═════ GIVEN RECORDS ═════

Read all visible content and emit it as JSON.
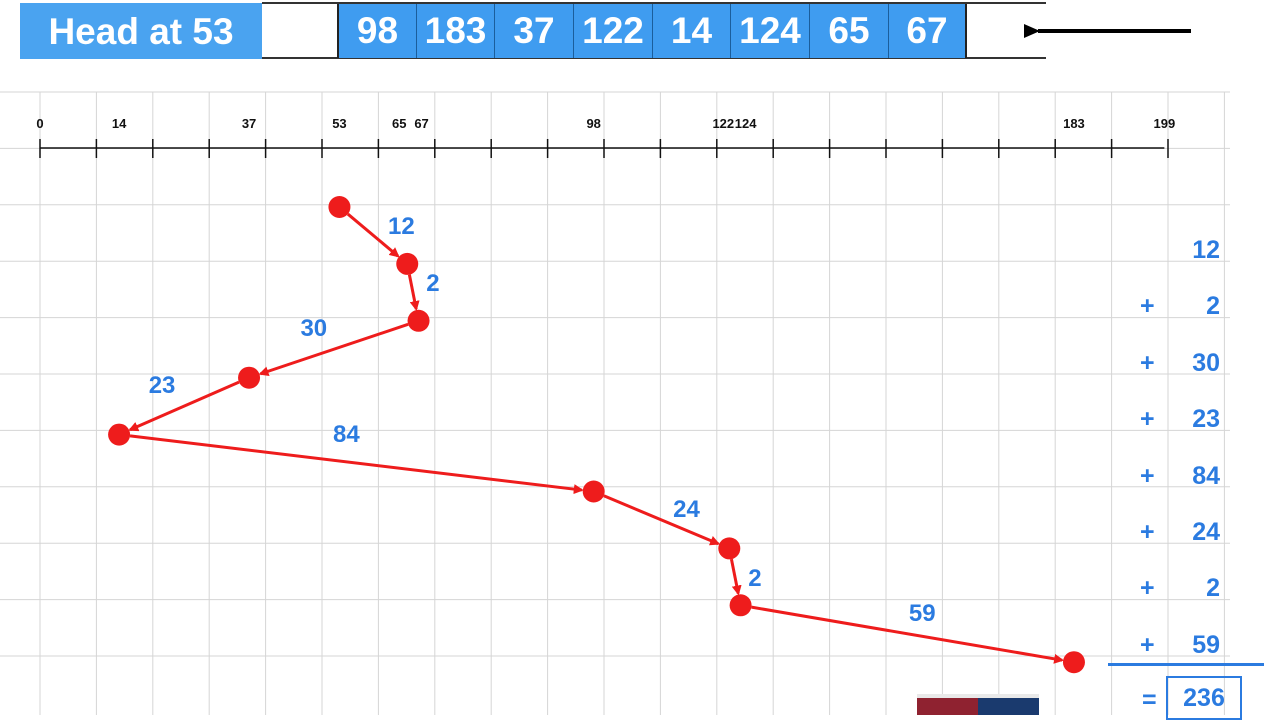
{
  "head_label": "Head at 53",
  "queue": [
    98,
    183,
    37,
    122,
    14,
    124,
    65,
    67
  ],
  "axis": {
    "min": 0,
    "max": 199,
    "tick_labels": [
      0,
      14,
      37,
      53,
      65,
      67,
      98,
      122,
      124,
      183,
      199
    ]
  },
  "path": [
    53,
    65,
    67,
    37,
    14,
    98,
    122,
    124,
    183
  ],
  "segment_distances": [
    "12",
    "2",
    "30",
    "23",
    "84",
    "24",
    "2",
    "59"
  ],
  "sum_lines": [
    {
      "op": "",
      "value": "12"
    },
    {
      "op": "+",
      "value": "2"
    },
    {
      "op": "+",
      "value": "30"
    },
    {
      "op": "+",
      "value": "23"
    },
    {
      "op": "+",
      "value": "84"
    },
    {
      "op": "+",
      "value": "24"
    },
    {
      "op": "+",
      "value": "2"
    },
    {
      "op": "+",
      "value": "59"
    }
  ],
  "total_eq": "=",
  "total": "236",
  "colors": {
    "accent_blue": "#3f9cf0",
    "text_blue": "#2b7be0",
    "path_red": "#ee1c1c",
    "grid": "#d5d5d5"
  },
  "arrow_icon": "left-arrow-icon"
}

═════

Copy each line that holds the word "value".

      "value": "12"
      "value": "2"
      "value": "30"
      "value": "23"
      "value": "84"
      "value": "24"
      "value": "2"
      "value": "59"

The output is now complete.